--- Goal of the exercise ---
Copy out all the entries exactly.

--- Entries ---
╔══

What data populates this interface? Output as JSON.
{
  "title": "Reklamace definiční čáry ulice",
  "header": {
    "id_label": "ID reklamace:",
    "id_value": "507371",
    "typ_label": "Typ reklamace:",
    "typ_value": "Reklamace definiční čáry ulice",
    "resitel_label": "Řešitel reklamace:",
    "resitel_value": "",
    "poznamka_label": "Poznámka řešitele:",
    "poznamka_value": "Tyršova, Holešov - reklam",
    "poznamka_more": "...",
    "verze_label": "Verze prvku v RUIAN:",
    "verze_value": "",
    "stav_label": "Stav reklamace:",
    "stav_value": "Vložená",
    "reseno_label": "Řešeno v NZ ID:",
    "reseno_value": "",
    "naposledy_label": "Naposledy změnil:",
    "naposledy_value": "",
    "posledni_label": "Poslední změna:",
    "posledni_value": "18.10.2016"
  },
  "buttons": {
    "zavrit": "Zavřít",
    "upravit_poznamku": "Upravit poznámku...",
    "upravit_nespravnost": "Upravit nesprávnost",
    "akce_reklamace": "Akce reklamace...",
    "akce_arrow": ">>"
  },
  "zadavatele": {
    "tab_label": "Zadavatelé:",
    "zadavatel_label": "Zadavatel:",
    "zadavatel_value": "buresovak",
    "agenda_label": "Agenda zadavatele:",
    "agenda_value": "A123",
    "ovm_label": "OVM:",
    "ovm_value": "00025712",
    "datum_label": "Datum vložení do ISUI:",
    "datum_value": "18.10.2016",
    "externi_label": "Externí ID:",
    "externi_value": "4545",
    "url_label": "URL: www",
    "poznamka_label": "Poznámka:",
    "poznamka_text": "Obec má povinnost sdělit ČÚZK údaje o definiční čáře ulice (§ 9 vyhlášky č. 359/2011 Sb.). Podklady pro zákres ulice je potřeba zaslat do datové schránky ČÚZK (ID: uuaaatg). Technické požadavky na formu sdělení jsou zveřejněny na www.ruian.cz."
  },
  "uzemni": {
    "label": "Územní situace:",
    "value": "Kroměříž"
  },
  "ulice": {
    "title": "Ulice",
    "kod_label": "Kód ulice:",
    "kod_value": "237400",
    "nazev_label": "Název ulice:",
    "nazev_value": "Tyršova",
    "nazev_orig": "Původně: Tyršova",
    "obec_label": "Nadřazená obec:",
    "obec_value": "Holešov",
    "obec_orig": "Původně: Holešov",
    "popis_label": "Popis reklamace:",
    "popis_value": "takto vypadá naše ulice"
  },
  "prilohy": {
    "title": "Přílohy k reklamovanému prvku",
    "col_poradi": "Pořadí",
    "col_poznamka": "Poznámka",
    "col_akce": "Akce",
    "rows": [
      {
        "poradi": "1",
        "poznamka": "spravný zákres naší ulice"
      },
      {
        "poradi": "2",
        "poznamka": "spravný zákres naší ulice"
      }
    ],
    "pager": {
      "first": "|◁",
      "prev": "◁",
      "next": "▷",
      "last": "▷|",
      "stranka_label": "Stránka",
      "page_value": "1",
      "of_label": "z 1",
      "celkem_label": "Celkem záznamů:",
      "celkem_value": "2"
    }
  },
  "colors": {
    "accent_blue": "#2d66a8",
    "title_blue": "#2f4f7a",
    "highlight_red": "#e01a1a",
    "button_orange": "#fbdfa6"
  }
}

╚══

--- The answer ---
What data populates this interface? Output as JSON.
{
  "title": "Reklamace definiční čáry ulice",
  "header": {
    "id_label": "ID reklamace:",
    "id_value": "507371",
    "typ_label": "Typ reklamace:",
    "typ_value": "Reklamace definiční čáry ulice",
    "resitel_label": "Řešitel reklamace:",
    "resitel_value": "",
    "poznamka_label": "Poznámka řešitele:",
    "poznamka_value": "Tyršova, Holešov - reklam",
    "poznamka_more": "...",
    "verze_label": "Verze prvku v RUIAN:",
    "verze_value": "",
    "stav_label": "Stav reklamace:",
    "stav_value": "Vložená",
    "reseno_label": "Řešeno v NZ ID:",
    "reseno_value": "",
    "naposledy_label": "Naposledy změnil:",
    "naposledy_value": "",
    "posledni_label": "Poslední změna:",
    "posledni_value": "18.10.2016"
  },
  "buttons": {
    "zavrit": "Zavřít",
    "upravit_poznamku": "Upravit poznámku...",
    "upravit_nespravnost": "Upravit nesprávnost",
    "akce_reklamace": "Akce reklamace...",
    "akce_arrow": ">>"
  },
  "zadavatele": {
    "tab_label": "Zadavatelé:",
    "zadavatel_label": "Zadavatel:",
    "zadavatel_value": "buresovak",
    "agenda_label": "Agenda zadavatele:",
    "agenda_value": "A123",
    "ovm_label": "OVM:",
    "ovm_value": "00025712",
    "datum_label": "Datum vložení do ISUI:",
    "datum_value": "18.10.2016",
    "externi_label": "Externí ID:",
    "externi_value": "4545",
    "url_label": "URL: www",
    "poznamka_label": "Poznámka:",
    "poznamka_text": "Obec má povinnost sdělit ČÚZK údaje o definiční čáře ulice (§ 9 vyhlášky č. 359/2011 Sb.). Podklady pro zákres ulice je potřeba zaslat do datové schránky ČÚZK (ID: uuaaatg). Technické požadavky na formu sdělení jsou zveřejněny na www.ruian.cz."
  },
  "uzemni": {
    "label": "Územní situace:",
    "value": "Kroměříž"
  },
  "ulice": {
    "title": "Ulice",
    "kod_label": "Kód ulice:",
    "kod_value": "237400",
    "nazev_label": "Název ulice:",
    "nazev_value": "Tyršova",
    "nazev_orig": "Původně: Tyršova",
    "obec_label": "Nadřazená obec:",
    "obec_value": "Holešov",
    "obec_orig": "Původně: Holešov",
    "popis_label": "Popis reklamace:",
    "popis_value": "takto vypadá naše ulice"
  },
  "prilohy": {
    "title": "Přílohy k reklamovanému prvku",
    "col_poradi": "Pořadí",
    "col_poznamka": "Poznámka",
    "col_akce": "Akce",
    "rows": [
      {
        "poradi": "1",
        "poznamka": "spravný zákres naší ulice"
      },
      {
        "poradi": "2",
        "poznamka": "spravný zákres naší ulice"
      }
    ],
    "pager": {
      "first": "|◁",
      "prev": "◁",
      "next": "▷",
      "last": "▷|",
      "stranka_label": "Stránka",
      "page_value": "1",
      "of_label": "z 1",
      "celkem_label": "Celkem záznamů:",
      "celkem_value": "2"
    }
  },
  "colors": {
    "accent_blue": "#2d66a8",
    "title_blue": "#2f4f7a",
    "highlight_red": "#e01a1a",
    "button_orange": "#fbdfa6"
  }
}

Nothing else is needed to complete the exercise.